**Set exercise**
Exactly repeat the line that contains "OCR this image.", then every line after it up to and including the final line.

**Material for this task**
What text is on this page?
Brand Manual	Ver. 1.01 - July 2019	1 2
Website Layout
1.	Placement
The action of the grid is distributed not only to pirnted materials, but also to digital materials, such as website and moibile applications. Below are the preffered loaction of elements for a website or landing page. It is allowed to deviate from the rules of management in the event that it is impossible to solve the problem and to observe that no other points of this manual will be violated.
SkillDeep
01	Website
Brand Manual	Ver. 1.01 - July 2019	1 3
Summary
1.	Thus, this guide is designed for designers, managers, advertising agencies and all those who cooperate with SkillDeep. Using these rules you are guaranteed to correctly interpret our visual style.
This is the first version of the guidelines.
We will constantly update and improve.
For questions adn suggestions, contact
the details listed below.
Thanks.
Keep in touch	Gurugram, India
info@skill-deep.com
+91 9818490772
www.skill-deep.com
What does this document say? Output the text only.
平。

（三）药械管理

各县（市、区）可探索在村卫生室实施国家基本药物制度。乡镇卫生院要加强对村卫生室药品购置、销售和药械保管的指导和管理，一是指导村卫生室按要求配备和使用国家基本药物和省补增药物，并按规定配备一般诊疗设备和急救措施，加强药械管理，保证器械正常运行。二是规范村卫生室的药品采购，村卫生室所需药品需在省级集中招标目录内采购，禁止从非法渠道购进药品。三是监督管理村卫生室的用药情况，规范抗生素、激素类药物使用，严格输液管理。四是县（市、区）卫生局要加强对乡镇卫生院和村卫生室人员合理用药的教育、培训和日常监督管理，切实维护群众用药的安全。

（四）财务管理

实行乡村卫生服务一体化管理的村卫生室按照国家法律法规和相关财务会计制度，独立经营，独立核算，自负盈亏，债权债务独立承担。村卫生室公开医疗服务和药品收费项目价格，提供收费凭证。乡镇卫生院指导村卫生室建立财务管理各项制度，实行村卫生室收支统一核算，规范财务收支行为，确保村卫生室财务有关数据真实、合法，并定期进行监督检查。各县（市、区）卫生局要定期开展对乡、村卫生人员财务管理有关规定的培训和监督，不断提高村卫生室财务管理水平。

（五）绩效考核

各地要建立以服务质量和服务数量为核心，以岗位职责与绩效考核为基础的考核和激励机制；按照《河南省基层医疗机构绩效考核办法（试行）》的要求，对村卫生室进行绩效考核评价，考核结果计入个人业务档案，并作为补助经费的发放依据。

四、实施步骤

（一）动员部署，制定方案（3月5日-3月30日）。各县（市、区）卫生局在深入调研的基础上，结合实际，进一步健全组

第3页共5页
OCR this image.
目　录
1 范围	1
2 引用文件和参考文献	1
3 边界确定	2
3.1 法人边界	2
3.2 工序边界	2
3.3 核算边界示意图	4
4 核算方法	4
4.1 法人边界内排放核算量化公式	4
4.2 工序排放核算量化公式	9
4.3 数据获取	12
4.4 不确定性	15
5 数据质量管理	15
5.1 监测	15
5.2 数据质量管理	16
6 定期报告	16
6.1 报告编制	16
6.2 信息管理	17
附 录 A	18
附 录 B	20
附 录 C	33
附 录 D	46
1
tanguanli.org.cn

**Correct response**
OCR this image.
目　录
1 范围	1
2 引用文件和参考文献	1
3 边界确定	2
3.1 法人边界	2
3.2 工序边界	2
3.3 核算边界示意图	4
4 核算方法	4
4.1 法人边界内排放核算量化公式	4
4.2 工序排放核算量化公式	9
4.3 数据获取	12
4.4 不确定性	15
5 数据质量管理	15
5.1 监测	15
5.2 数据质量管理	16
6 定期报告	16
6.1 报告编制	16
6.2 信息管理	17
附 录 A	18
附 录 B	20
附 录 C	33
附 录 D	46
1
tanguanli.org.cn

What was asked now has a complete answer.